# WORK TO DO:
Return every record below exactly as written, omitting any pictures.

# RECORDS PROVIDED:

--

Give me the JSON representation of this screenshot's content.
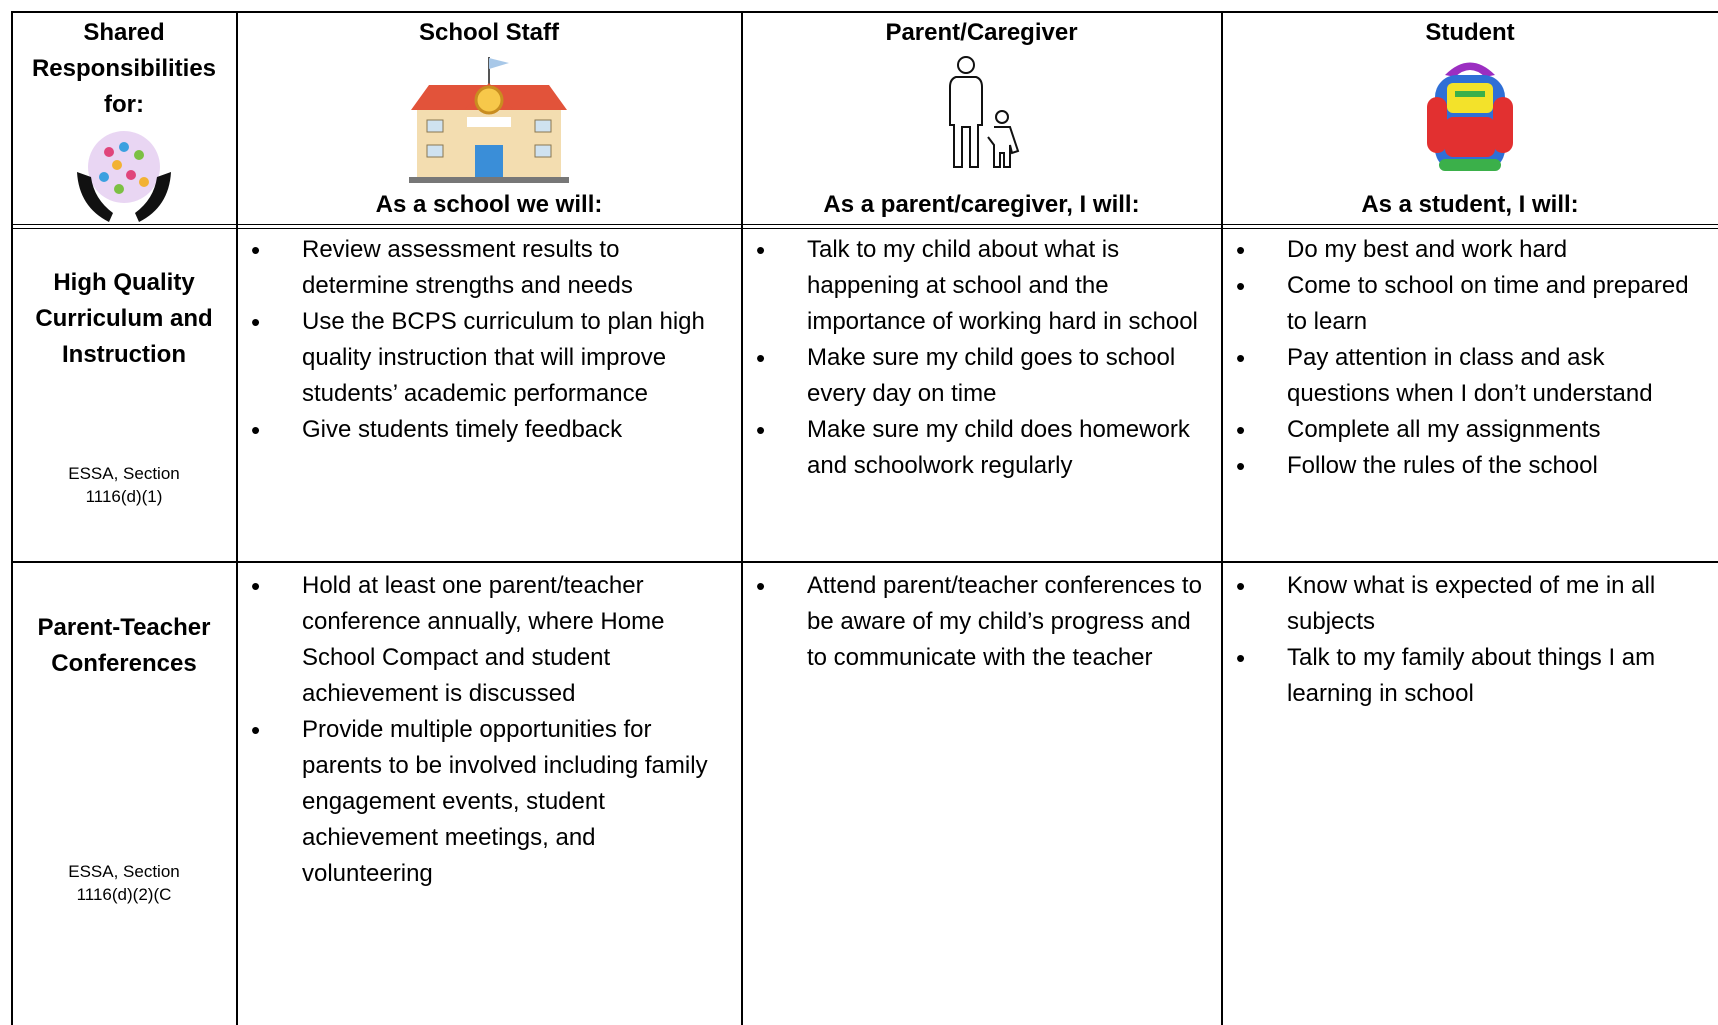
{
  "header": {
    "corner": "Shared Responsibilities for:",
    "columns": [
      {
        "title": "School Staff",
        "subtitle": "As a school we will:"
      },
      {
        "title": "Parent/Caregiver",
        "subtitle": "As a parent/caregiver, I will:"
      },
      {
        "title": "Student",
        "subtitle": "As a student, I will:"
      }
    ]
  },
  "rows": [
    {
      "title": "High Quality Curriculum and Instruction",
      "note": "ESSA, Section 1116(d)(1)",
      "cells": [
        [
          "Review assessment results to determine strengths and needs",
          "Use the BCPS curriculum to plan high quality instruction that will improve students’ academic performance",
          "Give students timely feedback"
        ],
        [
          "Talk to my child about what is happening at school and the importance of working hard in school",
          "Make sure my child goes to school every day on time",
          "Make sure my child does homework and schoolwork regularly"
        ],
        [
          "Do my best and work hard",
          "Come to school on time and prepared to learn",
          "Pay attention in class and ask questions when I don’t understand",
          "Complete all my assignments",
          "Follow the rules of the school"
        ]
      ]
    },
    {
      "title": "Parent-Teacher Conferences",
      "note": "ESSA, Section 1116(d)(2)(C",
      "cells": [
        [
          "Hold at least one parent/teacher conference annually, where Home School Compact and student achievement is discussed",
          "Provide multiple opportunities for parents to be involved including family engagement events, student achievement meetings, and volunteering"
        ],
        [
          "Attend parent/teacher conferences to be aware of my child’s progress and to communicate with the teacher"
        ],
        [
          "Know what is expected of me in all subjects",
          "Talk to my family about things I am learning in school"
        ]
      ]
    }
  ]
}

--

# TASK OUTPUT:
Give me the JSON representation of this screenshot's content.
{
  "header": {
    "corner": "Shared Responsibilities for:",
    "columns": [
      {
        "title": "School Staff",
        "subtitle": "As a school we will:"
      },
      {
        "title": "Parent/Caregiver",
        "subtitle": "As a parent/caregiver, I will:"
      },
      {
        "title": "Student",
        "subtitle": "As a student, I will:"
      }
    ]
  },
  "rows": [
    {
      "title": "High Quality Curriculum and Instruction",
      "note": "ESSA, Section 1116(d)(1)",
      "cells": [
        [
          "Review assessment results to determine strengths and needs",
          "Use the BCPS curriculum to plan high quality instruction that will improve students’ academic performance",
          "Give students timely feedback"
        ],
        [
          "Talk to my child about what is happening at school and the importance of working hard in school",
          "Make sure my child goes to school every day on time",
          "Make sure my child does homework and schoolwork regularly"
        ],
        [
          "Do my best and work hard",
          "Come to school on time and prepared to learn",
          "Pay attention in class and ask questions when I don’t understand",
          "Complete all my assignments",
          "Follow the rules of the school"
        ]
      ]
    },
    {
      "title": "Parent-Teacher Conferences",
      "note": "ESSA, Section 1116(d)(2)(C",
      "cells": [
        [
          "Hold at least one parent/teacher conference annually, where Home School Compact and student achievement is discussed",
          "Provide multiple opportunities for parents to be involved including family engagement events, student achievement meetings, and volunteering"
        ],
        [
          "Attend parent/teacher conferences to be aware of my child’s progress and to communicate with the teacher"
        ],
        [
          "Know what is expected of me in all subjects",
          "Talk to my family about things I am learning in school"
        ]
      ]
    }
  ]
}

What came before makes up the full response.